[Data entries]
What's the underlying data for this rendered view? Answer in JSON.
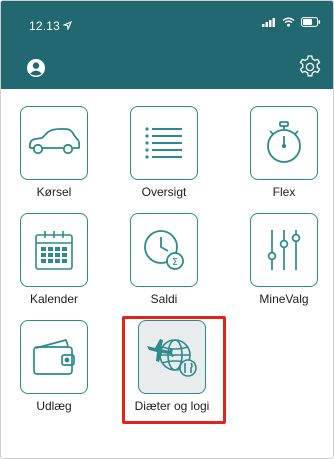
{
  "status_bar": {
    "time": "12.13",
    "icons": [
      "location-arrow-icon",
      "signal-icon",
      "wifi-icon",
      "battery-icon"
    ]
  },
  "nav_bar": {
    "icons": [
      "avatar-icon",
      "settings-gear-icon"
    ]
  },
  "tiles": [
    {
      "label": "Kørsel",
      "icon": "car-icon"
    },
    {
      "label": "Oversigt",
      "icon": "list-icon"
    },
    {
      "label": "Flex",
      "icon": "stopwatch-icon"
    },
    {
      "label": "Kalender",
      "icon": "calendar-icon"
    },
    {
      "label": "Saldi",
      "icon": "clock-sum-icon"
    },
    {
      "label": "MineValg",
      "icon": "sliders-icon"
    },
    {
      "label": "Udlæg",
      "icon": "wallet-icon"
    },
    {
      "label": "Diæter og logi",
      "icon": "plane-globe-cutlery-icon"
    }
  ],
  "colors": {
    "header": "#226870",
    "icon_stroke": "#2d8a8e",
    "highlight": "#e2231a"
  }
}
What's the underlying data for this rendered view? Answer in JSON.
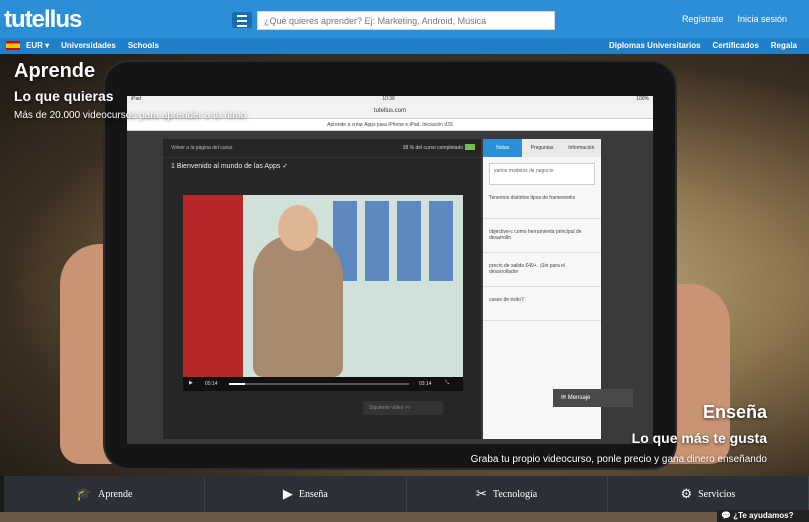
{
  "header": {
    "logo": "tutellus",
    "search_placeholder": "¿Qué quieres aprender? Ej: Marketing, Android, Música",
    "register": "Regístrate",
    "login": "Inicia sesión"
  },
  "subbar": {
    "currency": "EUR ▾",
    "left_links": [
      "Universidades",
      "Schools"
    ],
    "right_links": [
      "Diplomas Universitarios",
      "Certificados",
      "Regala"
    ]
  },
  "hero": {
    "title": "Aprende",
    "subtitle": "Lo que quieras",
    "tagline": "Más de 20.000 videocursos para aprender a tu ritmo",
    "teach_title": "Enseña",
    "teach_subtitle": "Lo que más te gusta",
    "teach_tagline": "Graba tu propio videocurso, ponle precio y gana dinero enseñando"
  },
  "tablet": {
    "status_left": "iPad",
    "status_time": "10:36",
    "status_right": "100%",
    "url": "tutellus.com",
    "course_title": "Aprende a crear Apps para iPhone e iPad. Iniciación iOS",
    "back_text": "Volver a la página del curso",
    "progress_text": "38 % del curso completado",
    "lesson": "1    Bienvenido al mundo de las Apps  ✓",
    "time_current": "00:14",
    "time_total": "03:14",
    "next_button": "Siguiente vídeo  >>",
    "tabs": [
      "Notas",
      "Preguntas",
      "Información"
    ],
    "note_placeholder": "varios modelos de negocio",
    "side_items": [
      "Tenemos distintos tipos de frameworks",
      "objective-c como herramienta principal de desarrollo",
      "precio de salida €49+. ¡Sin para el desarrollador",
      "cases de éxito?"
    ],
    "message_button": "Mensaje"
  },
  "bottom_nav": [
    {
      "icon": "graduation-cap-icon",
      "glyph": "🎓",
      "label": "Aprende"
    },
    {
      "icon": "video-icon",
      "glyph": "▶",
      "label": "Enseña"
    },
    {
      "icon": "tools-icon",
      "glyph": "✂",
      "label": "Tecnología"
    },
    {
      "icon": "lifebuoy-icon",
      "glyph": "⚙",
      "label": "Servicios"
    }
  ],
  "help_text": "¿Te ayudamos?",
  "colors": {
    "brand": "#2a8fd6",
    "nav": "#2b3036",
    "progress": "#6cc24a"
  }
}
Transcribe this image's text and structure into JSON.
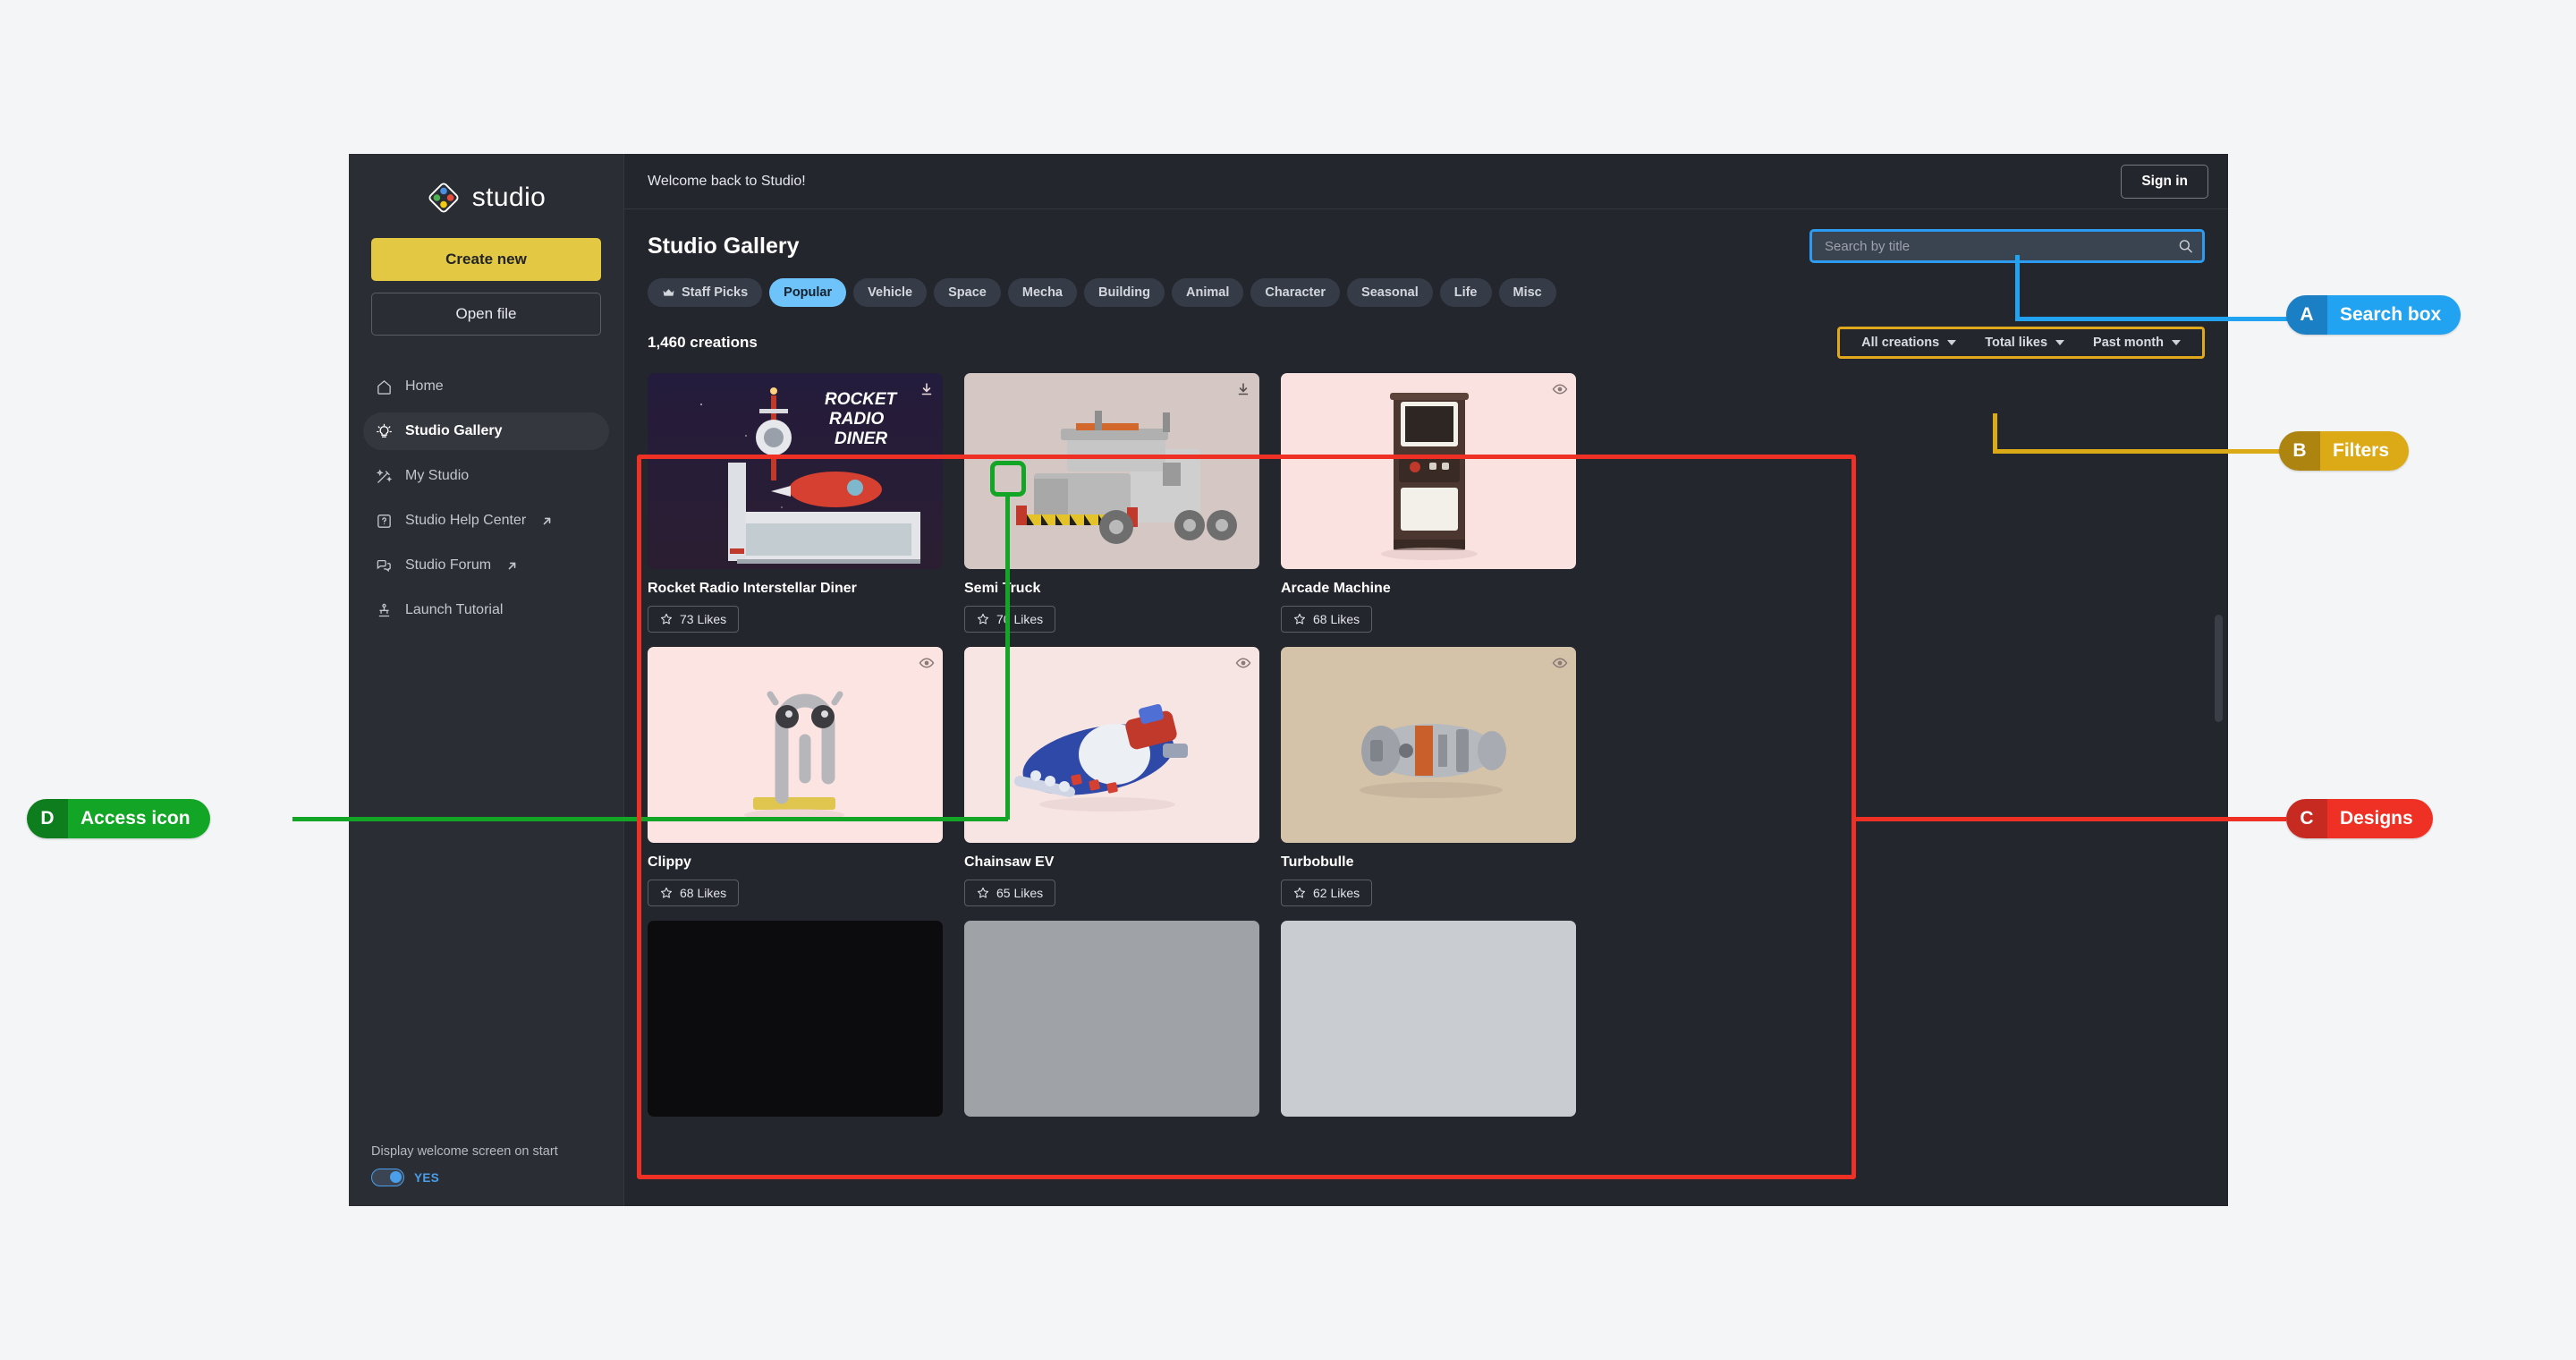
{
  "app": {
    "logo_text": "studio",
    "sidebar": {
      "create_button": "Create new",
      "open_button": "Open file",
      "items": [
        {
          "label": "Home",
          "icon": "home-icon",
          "external": false,
          "active": false
        },
        {
          "label": "Studio Gallery",
          "icon": "lightbulb-icon",
          "external": false,
          "active": true
        },
        {
          "label": "My Studio",
          "icon": "wand-icon",
          "external": false,
          "active": false
        },
        {
          "label": "Studio Help Center",
          "icon": "help-square-icon",
          "external": true,
          "active": false
        },
        {
          "label": "Studio Forum",
          "icon": "chat-bubbles-icon",
          "external": true,
          "active": false
        },
        {
          "label": "Launch Tutorial",
          "icon": "tutorial-icon",
          "external": false,
          "active": false
        }
      ],
      "footer": {
        "label": "Display welcome screen on start",
        "toggle_value": "YES",
        "toggle_on": true
      }
    },
    "topbar": {
      "welcome": "Welcome back to Studio!",
      "sign_in": "Sign in"
    },
    "gallery": {
      "title": "Studio Gallery",
      "search_placeholder": "Search by title",
      "search_value": "",
      "count_text": "1,460 creations",
      "chips": [
        {
          "label": "Staff Picks",
          "icon": "crown-icon",
          "active": false
        },
        {
          "label": "Popular",
          "icon": "",
          "active": true
        },
        {
          "label": "Vehicle",
          "icon": "",
          "active": false
        },
        {
          "label": "Space",
          "icon": "",
          "active": false
        },
        {
          "label": "Mecha",
          "icon": "",
          "active": false
        },
        {
          "label": "Building",
          "icon": "",
          "active": false
        },
        {
          "label": "Animal",
          "icon": "",
          "active": false
        },
        {
          "label": "Character",
          "icon": "",
          "active": false
        },
        {
          "label": "Seasonal",
          "icon": "",
          "active": false
        },
        {
          "label": "Life",
          "icon": "",
          "active": false
        },
        {
          "label": "Misc",
          "icon": "",
          "active": false
        }
      ],
      "filters": [
        {
          "label": "All creations"
        },
        {
          "label": "Total likes"
        },
        {
          "label": "Past month"
        }
      ],
      "cards": [
        {
          "title": "Rocket Radio Interstellar Diner",
          "likes": "73 Likes",
          "icon": "download-icon",
          "thumb": "rocket-radio-diner"
        },
        {
          "title": "Semi Truck",
          "likes": "70 Likes",
          "icon": "download-icon",
          "thumb": "semi-truck"
        },
        {
          "title": "Arcade Machine",
          "likes": "68 Likes",
          "icon": "eye-icon",
          "thumb": "arcade-machine"
        },
        {
          "title": "Clippy",
          "likes": "68 Likes",
          "icon": "eye-icon",
          "thumb": "clippy"
        },
        {
          "title": "Chainsaw EV",
          "likes": "65 Likes",
          "icon": "eye-icon",
          "thumb": "chainsaw-ev"
        },
        {
          "title": "Turbobulle",
          "likes": "62 Likes",
          "icon": "eye-icon",
          "thumb": "turbobulle"
        }
      ]
    }
  },
  "annotations": [
    {
      "letter": "A",
      "label": "Search box",
      "color": "#22a3f1"
    },
    {
      "letter": "B",
      "label": "Filters",
      "color": "#ddaa17"
    },
    {
      "letter": "C",
      "label": "Designs",
      "color": "#ee3124"
    },
    {
      "letter": "D",
      "label": "Access icon",
      "color": "#12a526"
    }
  ]
}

### Task to complete
Report how many lines of the entries hold the word "precio". Nothing else is needed.

### Result
2